--- MATERIAL TO PROCESS ---

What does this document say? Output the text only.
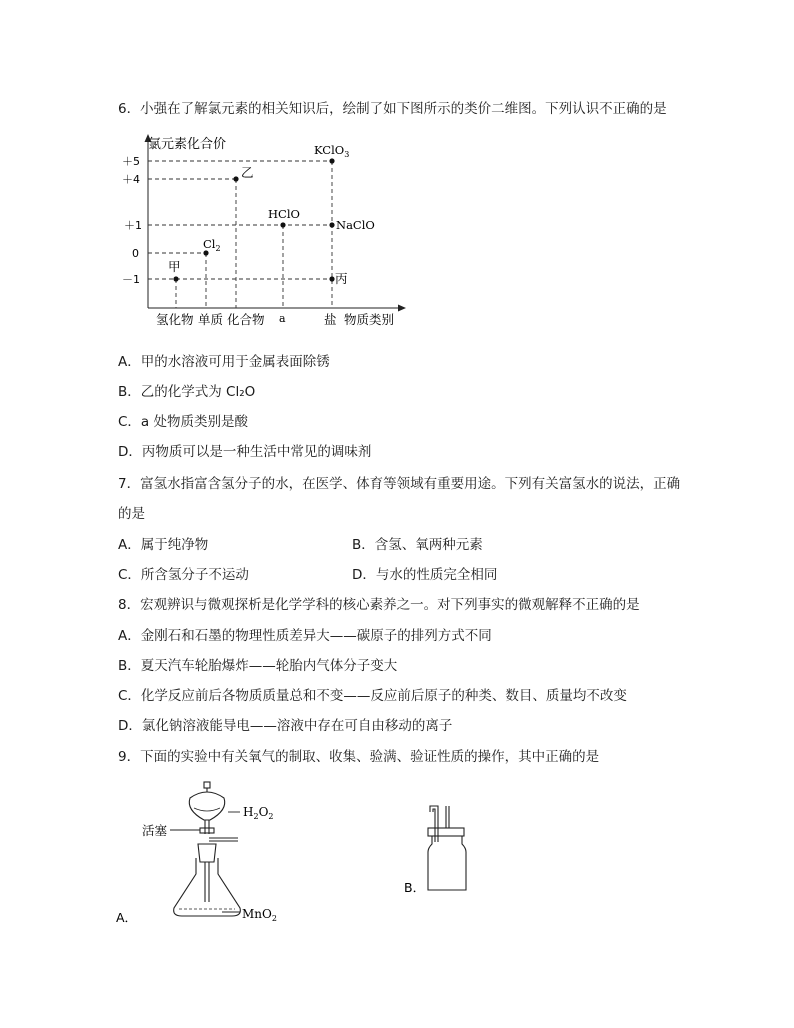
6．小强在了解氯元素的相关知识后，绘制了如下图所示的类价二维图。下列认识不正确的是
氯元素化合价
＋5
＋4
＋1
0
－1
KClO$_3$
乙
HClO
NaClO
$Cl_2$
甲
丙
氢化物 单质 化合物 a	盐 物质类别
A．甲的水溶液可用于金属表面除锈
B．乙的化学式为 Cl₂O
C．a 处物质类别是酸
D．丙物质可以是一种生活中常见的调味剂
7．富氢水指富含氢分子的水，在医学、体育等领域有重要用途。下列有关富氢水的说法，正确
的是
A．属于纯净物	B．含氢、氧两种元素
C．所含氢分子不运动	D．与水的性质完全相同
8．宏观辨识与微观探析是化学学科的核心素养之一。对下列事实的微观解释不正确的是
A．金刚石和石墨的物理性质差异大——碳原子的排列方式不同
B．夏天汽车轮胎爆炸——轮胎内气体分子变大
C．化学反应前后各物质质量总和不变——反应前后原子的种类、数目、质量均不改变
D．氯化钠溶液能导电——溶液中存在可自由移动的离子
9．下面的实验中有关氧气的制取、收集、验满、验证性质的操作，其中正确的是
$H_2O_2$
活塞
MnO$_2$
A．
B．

---

__WHAT IS NEEDED__
Repeat all the data as it stands, dropping any images it holds.

__SOLUTION TO THIS PROBLEM__
What does this document say? Output the text only.
6．小强在了解氯元素的相关知识后，绘制了如下图所示的类价二维图。下列认识不正确的是
氯元素化合价
＋5
＋4
＋1
0
－1
KClO$_3$
乙
HClO
NaClO
$Cl_2$
甲
丙
氢化物 单质 化合物 a	盐 物质类别
A．甲的水溶液可用于金属表面除锈
B．乙的化学式为 Cl₂O
C．a 处物质类别是酸
D．丙物质可以是一种生活中常见的调味剂
7．富氢水指富含氢分子的水，在医学、体育等领域有重要用途。下列有关富氢水的说法，正确
的是
A．属于纯净物	B．含氢、氧两种元素
C．所含氢分子不运动	D．与水的性质完全相同
8．宏观辨识与微观探析是化学学科的核心素养之一。对下列事实的微观解释不正确的是
A．金刚石和石墨的物理性质差异大——碳原子的排列方式不同
B．夏天汽车轮胎爆炸——轮胎内气体分子变大
C．化学反应前后各物质质量总和不变——反应前后原子的种类、数目、质量均不改变
D．氯化钠溶液能导电——溶液中存在可自由移动的离子
9．下面的实验中有关氧气的制取、收集、验满、验证性质的操作，其中正确的是
$H_2O_2$
活塞
MnO$_2$
A．
B．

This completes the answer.